> [STATED PROBLEM] Count each line in which the word "Controls" appears. Reply with the total and nothing more.

Data items
::::::

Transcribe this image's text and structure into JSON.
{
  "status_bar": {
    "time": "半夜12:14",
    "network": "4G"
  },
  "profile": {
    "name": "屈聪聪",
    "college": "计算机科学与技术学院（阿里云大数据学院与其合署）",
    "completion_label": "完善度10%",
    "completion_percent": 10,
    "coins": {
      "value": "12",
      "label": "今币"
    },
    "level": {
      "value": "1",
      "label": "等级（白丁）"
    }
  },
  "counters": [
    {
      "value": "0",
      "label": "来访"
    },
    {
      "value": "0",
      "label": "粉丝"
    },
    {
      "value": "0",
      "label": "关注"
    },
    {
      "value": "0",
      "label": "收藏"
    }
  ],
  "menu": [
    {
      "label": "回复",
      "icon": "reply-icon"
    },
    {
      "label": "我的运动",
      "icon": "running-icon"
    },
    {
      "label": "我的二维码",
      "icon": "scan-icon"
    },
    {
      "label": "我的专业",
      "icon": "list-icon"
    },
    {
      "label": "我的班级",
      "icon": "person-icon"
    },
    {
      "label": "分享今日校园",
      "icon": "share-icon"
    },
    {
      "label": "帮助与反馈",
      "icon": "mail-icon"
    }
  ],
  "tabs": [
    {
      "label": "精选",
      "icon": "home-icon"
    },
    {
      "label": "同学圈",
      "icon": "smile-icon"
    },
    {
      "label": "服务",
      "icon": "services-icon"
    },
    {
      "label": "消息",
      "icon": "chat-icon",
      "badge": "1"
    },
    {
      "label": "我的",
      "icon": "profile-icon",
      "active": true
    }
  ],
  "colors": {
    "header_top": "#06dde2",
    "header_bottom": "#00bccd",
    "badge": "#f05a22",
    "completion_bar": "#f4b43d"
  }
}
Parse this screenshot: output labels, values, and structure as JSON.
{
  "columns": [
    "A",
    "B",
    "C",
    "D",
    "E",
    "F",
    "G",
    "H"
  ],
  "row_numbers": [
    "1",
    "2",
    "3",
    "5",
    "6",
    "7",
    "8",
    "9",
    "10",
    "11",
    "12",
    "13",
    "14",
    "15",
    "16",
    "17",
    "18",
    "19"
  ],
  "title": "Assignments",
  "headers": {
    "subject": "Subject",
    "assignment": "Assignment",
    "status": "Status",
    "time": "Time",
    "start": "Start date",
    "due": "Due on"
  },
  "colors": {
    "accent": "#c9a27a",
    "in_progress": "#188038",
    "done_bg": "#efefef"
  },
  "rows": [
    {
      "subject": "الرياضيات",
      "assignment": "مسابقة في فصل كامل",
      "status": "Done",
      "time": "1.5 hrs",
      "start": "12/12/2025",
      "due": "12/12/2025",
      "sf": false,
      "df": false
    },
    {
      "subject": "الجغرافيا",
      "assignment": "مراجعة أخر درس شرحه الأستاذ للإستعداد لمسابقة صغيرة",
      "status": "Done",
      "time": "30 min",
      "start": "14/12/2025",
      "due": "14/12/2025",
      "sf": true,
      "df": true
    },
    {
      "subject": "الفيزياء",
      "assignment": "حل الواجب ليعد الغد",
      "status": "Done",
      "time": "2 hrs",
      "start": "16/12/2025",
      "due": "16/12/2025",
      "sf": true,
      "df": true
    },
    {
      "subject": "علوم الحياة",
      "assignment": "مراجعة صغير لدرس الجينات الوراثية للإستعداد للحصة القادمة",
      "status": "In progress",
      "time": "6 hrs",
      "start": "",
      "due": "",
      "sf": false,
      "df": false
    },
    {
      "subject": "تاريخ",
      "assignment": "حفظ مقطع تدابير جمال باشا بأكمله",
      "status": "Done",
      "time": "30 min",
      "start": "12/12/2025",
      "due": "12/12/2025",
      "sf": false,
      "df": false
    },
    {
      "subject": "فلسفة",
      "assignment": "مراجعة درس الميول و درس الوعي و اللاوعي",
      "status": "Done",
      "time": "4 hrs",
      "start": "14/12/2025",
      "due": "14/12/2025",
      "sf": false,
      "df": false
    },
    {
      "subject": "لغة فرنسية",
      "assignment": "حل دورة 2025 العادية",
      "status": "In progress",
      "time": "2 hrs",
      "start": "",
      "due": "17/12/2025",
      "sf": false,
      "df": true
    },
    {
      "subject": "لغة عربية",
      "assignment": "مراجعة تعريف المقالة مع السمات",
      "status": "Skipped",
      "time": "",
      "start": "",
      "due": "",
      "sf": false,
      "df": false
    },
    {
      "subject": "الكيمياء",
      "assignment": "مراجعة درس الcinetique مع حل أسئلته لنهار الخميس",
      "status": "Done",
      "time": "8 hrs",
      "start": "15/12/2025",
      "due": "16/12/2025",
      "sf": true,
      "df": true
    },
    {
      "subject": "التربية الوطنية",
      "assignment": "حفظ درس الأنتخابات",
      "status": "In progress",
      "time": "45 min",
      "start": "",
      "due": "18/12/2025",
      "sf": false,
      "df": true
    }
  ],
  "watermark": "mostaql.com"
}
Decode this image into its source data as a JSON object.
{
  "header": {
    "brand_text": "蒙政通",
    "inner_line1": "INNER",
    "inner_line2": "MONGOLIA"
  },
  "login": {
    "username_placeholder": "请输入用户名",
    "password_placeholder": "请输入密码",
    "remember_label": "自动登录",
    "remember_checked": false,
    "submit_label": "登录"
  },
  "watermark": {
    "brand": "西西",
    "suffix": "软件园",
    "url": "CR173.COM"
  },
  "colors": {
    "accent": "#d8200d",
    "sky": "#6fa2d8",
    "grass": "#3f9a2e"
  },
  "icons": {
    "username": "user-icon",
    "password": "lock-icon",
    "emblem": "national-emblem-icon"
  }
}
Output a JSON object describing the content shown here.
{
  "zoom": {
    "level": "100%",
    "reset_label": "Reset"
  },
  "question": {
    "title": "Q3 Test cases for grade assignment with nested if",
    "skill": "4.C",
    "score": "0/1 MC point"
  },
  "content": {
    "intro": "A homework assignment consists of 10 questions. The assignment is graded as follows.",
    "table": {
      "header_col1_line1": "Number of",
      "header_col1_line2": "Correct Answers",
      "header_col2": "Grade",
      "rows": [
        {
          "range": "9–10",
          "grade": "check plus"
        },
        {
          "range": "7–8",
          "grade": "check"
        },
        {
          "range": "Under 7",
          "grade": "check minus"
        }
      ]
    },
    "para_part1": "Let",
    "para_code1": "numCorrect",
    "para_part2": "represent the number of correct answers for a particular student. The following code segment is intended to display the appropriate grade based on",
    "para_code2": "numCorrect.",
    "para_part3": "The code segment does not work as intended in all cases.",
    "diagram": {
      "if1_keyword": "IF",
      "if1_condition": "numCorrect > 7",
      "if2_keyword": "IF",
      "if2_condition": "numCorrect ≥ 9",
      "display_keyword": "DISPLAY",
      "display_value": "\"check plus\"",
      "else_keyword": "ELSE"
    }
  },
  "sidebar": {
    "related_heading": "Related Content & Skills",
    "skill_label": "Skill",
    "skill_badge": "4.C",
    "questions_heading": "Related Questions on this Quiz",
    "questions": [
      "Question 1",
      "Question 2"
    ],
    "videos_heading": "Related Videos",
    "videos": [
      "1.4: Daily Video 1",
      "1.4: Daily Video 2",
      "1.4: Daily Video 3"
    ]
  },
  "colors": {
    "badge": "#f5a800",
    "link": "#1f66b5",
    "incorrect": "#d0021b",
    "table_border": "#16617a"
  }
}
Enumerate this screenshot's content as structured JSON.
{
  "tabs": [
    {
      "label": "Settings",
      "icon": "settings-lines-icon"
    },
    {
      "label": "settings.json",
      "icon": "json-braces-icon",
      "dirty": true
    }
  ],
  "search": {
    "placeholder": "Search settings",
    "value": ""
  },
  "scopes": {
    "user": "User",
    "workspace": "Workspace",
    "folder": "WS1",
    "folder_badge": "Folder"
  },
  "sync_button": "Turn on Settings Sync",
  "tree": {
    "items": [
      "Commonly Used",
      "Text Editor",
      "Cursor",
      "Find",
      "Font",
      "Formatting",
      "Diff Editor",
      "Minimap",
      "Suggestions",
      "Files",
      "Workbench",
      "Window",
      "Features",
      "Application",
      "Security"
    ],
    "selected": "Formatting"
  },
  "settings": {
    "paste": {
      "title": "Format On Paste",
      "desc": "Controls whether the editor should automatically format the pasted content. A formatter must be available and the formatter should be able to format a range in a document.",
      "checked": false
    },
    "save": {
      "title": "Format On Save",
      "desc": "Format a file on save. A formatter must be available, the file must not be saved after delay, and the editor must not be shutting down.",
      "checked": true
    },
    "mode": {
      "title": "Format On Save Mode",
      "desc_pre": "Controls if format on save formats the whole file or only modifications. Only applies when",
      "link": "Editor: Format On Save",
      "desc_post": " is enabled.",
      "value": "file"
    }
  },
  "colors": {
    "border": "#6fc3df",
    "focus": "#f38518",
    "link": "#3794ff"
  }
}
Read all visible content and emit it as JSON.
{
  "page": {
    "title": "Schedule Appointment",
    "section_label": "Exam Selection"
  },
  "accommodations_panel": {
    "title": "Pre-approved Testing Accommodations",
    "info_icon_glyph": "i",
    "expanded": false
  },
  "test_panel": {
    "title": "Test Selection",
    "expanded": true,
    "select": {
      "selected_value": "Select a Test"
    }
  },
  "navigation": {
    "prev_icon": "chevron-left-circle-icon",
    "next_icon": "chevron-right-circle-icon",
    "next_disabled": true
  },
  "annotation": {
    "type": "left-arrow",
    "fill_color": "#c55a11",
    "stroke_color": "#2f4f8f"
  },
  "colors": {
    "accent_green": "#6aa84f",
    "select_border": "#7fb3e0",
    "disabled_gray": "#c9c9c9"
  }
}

::::::

> [FULL RESPONSE] 2